What to produce: Print the listing in its entirety and exactly, leaving out images.

**********

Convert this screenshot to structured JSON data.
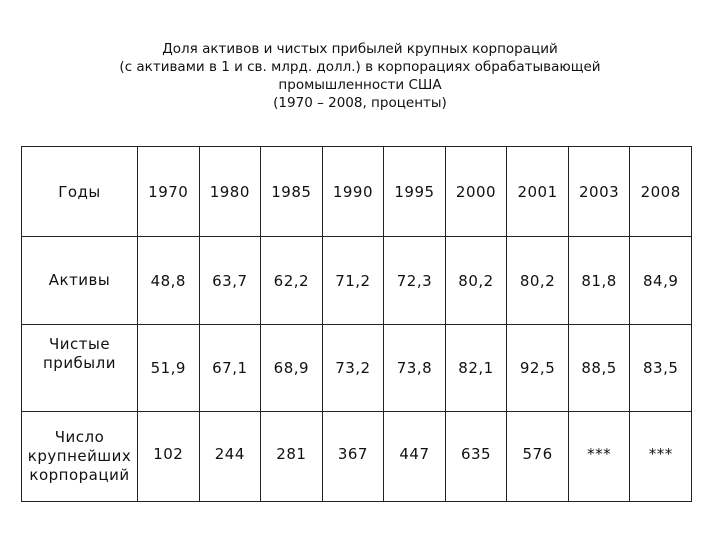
{
  "title": {
    "lines": [
      "Доля активов и чистых прибылей крупных корпораций",
      "(с активами в 1 и св. млрд. долл.) в корпорациях обрабатывающей",
      "промышленности США",
      "(1970 – 2008, проценты)"
    ]
  },
  "table": {
    "header_label": "Годы",
    "years": [
      "1970",
      "1980",
      "1985",
      "1990",
      "1995",
      "2000",
      "2001",
      "2003",
      "2008"
    ],
    "rows": [
      {
        "label_lines": [
          "Активы"
        ],
        "values": [
          "48,8",
          "63,7",
          "62,2",
          "71,2",
          "72,3",
          "80,2",
          "80,2",
          "81,8",
          "84,9"
        ]
      },
      {
        "label_lines": [
          "Чистые",
          "прибыли"
        ],
        "values": [
          "51,9",
          "67,1",
          "68,9",
          "73,2",
          "73,8",
          "82,1",
          "92,5",
          "88,5",
          "83,5"
        ]
      },
      {
        "label_lines": [
          "Число",
          "крупнейших",
          "корпораций"
        ],
        "values": [
          "102",
          "244",
          "281",
          "367",
          "447",
          "635",
          "576",
          "***",
          "***"
        ]
      }
    ]
  }
}
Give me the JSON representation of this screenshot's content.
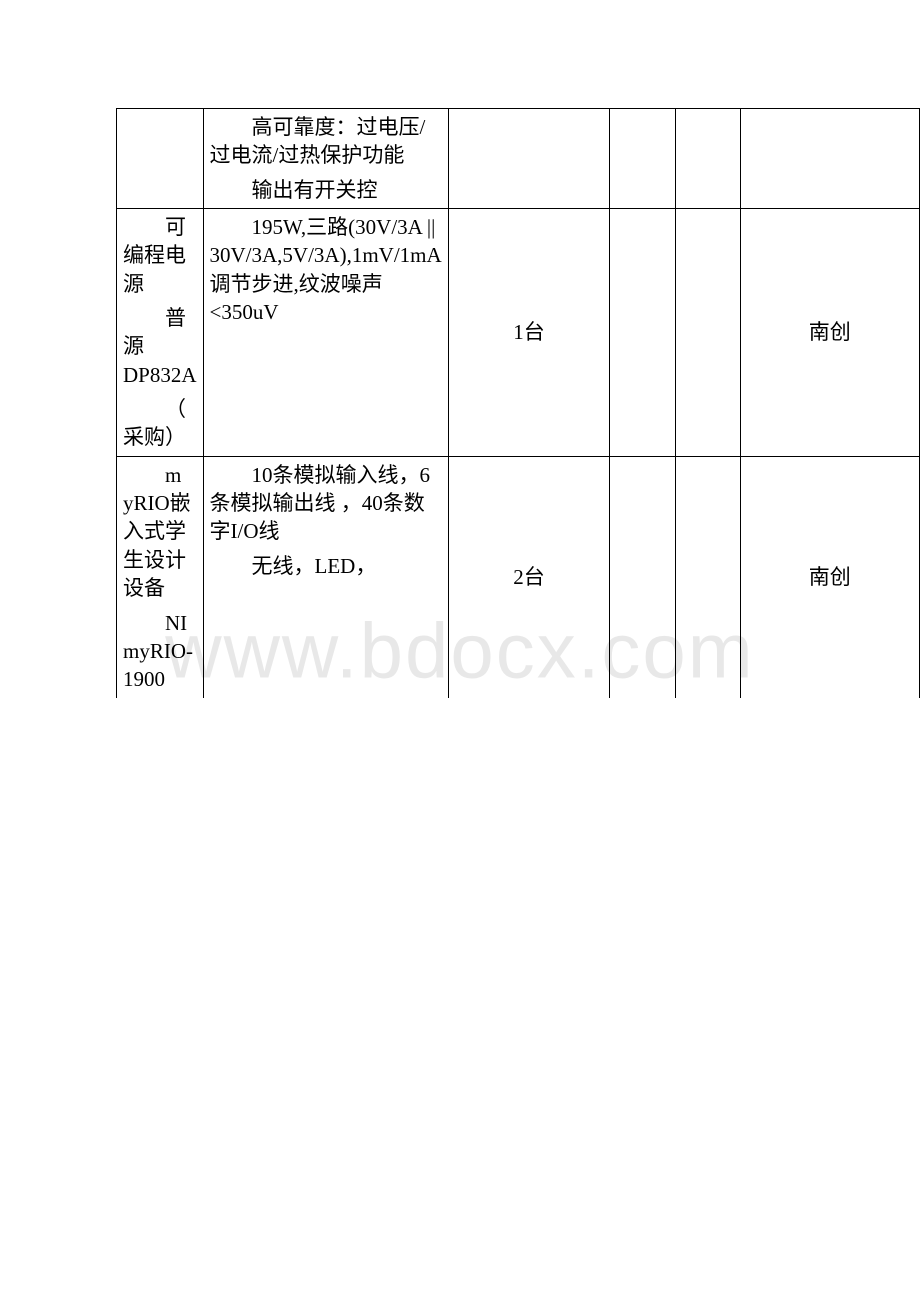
{
  "watermark": "www.bdocx.com",
  "table": {
    "border_color": "#000000",
    "background_color": "#ffffff",
    "text_color": "#000000",
    "font_size": 21,
    "rows": [
      {
        "col1": "",
        "col2_para1_indent": "高",
        "col2_para1_rest": "可靠度：过电压/过电流/过热保护功能",
        "col2_para2_indent": "输",
        "col2_para2_rest": "出有开关控",
        "col3": "",
        "col4": "",
        "col5": "",
        "col6": ""
      },
      {
        "col1_para1_indent": "可",
        "col1_para1_rest": "编程电源",
        "col1_para2_indent": "普",
        "col1_para2_rest": "源DP832A",
        "col1_para3_indent": "（",
        "col1_para3_rest": "采购）",
        "col2_indent": "1",
        "col2_rest": "95W,三路(30V/3A || 30V/3A,5V/3A),1mV/1mA调节步进,纹波噪声<350uV",
        "col3": "1台",
        "col4": "",
        "col5": "",
        "col6": "南创"
      },
      {
        "col1_para1_indent": "m",
        "col1_para1_rest": "yRIO嵌入式学生设计设备",
        "col1_para2_indent": "N",
        "col1_para2_rest": "I myRIO-1900",
        "col2_para1_indent": "1",
        "col2_para1_rest": "0条模拟输入线，6条模拟输出线 ，40条数字I/O线",
        "col2_para2_indent": "无",
        "col2_para2_rest": "线，LED，",
        "col3": "2台",
        "col4": "",
        "col5": "",
        "col6": "南创"
      }
    ]
  }
}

**********

Correct answer:
Convert this screenshot to structured JSON data.
{
  "title": {
    "lines": [
      "Доля активов и чистых прибылей крупных корпораций",
      "(с активами в 1 и св. млрд. долл.) в корпорациях обрабатывающей",
      "промышленности США",
      "(1970 – 2008, проценты)"
    ]
  },
  "table": {
    "header_label": "Годы",
    "years": [
      "1970",
      "1980",
      "1985",
      "1990",
      "1995",
      "2000",
      "2001",
      "2003",
      "2008"
    ],
    "rows": [
      {
        "label_lines": [
          "Активы"
        ],
        "values": [
          "48,8",
          "63,7",
          "62,2",
          "71,2",
          "72,3",
          "80,2",
          "80,2",
          "81,8",
          "84,9"
        ]
      },
      {
        "label_lines": [
          "Чистые",
          "прибыли"
        ],
        "values": [
          "51,9",
          "67,1",
          "68,9",
          "73,2",
          "73,8",
          "82,1",
          "92,5",
          "88,5",
          "83,5"
        ]
      },
      {
        "label_lines": [
          "Число",
          "крупнейших",
          "корпораций"
        ],
        "values": [
          "102",
          "244",
          "281",
          "367",
          "447",
          "635",
          "576",
          "***",
          "***"
        ]
      }
    ]
  }
}
Give me the JSON representation of this screenshot's content.
{
  "watermark": "www.bdocx.com",
  "table": {
    "border_color": "#000000",
    "background_color": "#ffffff",
    "text_color": "#000000",
    "font_size": 21,
    "rows": [
      {
        "col1": "",
        "col2_para1_indent": "高",
        "col2_para1_rest": "可靠度：过电压/过电流/过热保护功能",
        "col2_para2_indent": "输",
        "col2_para2_rest": "出有开关控",
        "col3": "",
        "col4": "",
        "col5": "",
        "col6": ""
      },
      {
        "col1_para1_indent": "可",
        "col1_para1_rest": "编程电源",
        "col1_para2_indent": "普",
        "col1_para2_rest": "源DP832A",
        "col1_para3_indent": "（",
        "col1_para3_rest": "采购）",
        "col2_indent": "1",
        "col2_rest": "95W,三路(30V/3A || 30V/3A,5V/3A),1mV/1mA调节步进,纹波噪声<350uV",
        "col3": "1台",
        "col4": "",
        "col5": "",
        "col6": "南创"
      },
      {
        "col1_para1_indent": "m",
        "col1_para1_rest": "yRIO嵌入式学生设计设备",
        "col1_para2_indent": "N",
        "col1_para2_rest": "I myRIO-1900",
        "col2_para1_indent": "1",
        "col2_para1_rest": "0条模拟输入线，6条模拟输出线 ，40条数字I/O线",
        "col2_para2_indent": "无",
        "col2_para2_rest": "线，LED，",
        "col3": "2台",
        "col4": "",
        "col5": "",
        "col6": "南创"
      }
    ]
  }
}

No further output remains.